* _OBJECTIVE_
Pictures do not belong in the copy. Return all of the entries exactly.

(Collection entries)
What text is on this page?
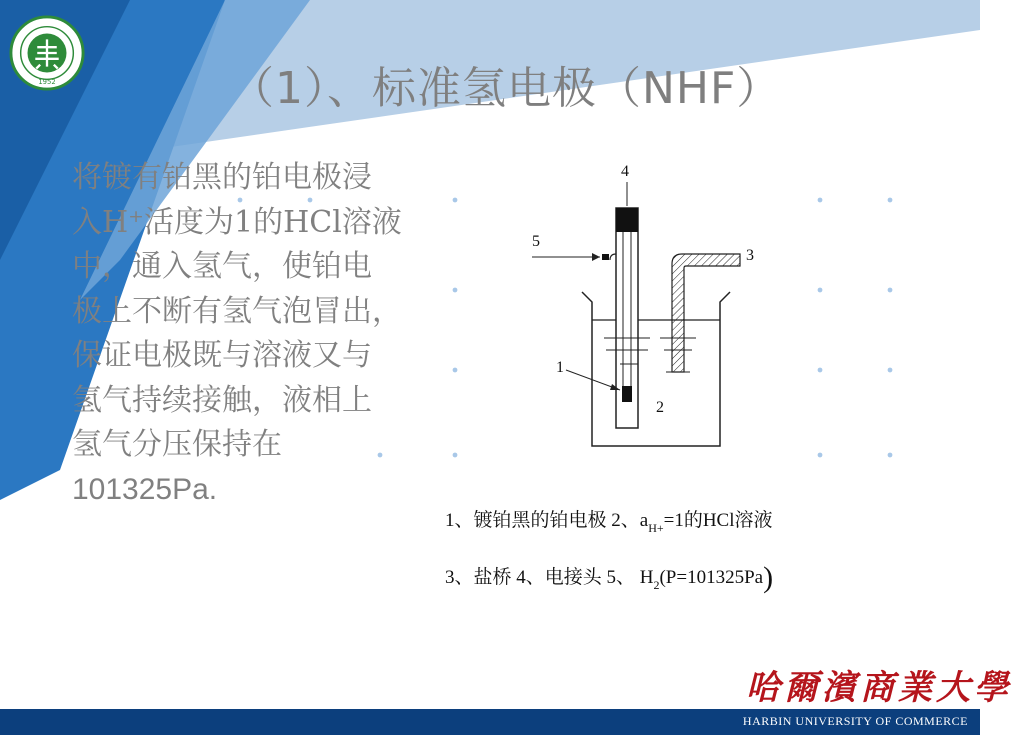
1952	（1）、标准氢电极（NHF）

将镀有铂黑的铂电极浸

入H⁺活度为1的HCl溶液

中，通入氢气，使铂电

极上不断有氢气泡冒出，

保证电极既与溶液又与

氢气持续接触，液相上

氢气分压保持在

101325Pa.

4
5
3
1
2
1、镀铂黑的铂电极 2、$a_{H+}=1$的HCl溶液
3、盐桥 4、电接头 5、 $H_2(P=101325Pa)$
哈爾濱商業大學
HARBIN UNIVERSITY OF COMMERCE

* _SOLUTION TO THE EXERCISE_
What text is on this page?
1952	（1）、标准氢电极（NHF）

将镀有铂黑的铂电极浸

入H⁺活度为1的HCl溶液

中，通入氢气，使铂电

极上不断有氢气泡冒出，

保证电极既与溶液又与

氢气持续接触，液相上

氢气分压保持在

101325Pa.

4
5
3
1
2
1、镀铂黑的铂电极 2、$a_{H+}=1$的HCl溶液
3、盐桥 4、电接头 5、 $H_2(P=101325Pa)$
哈爾濱商業大學
HARBIN UNIVERSITY OF COMMERCE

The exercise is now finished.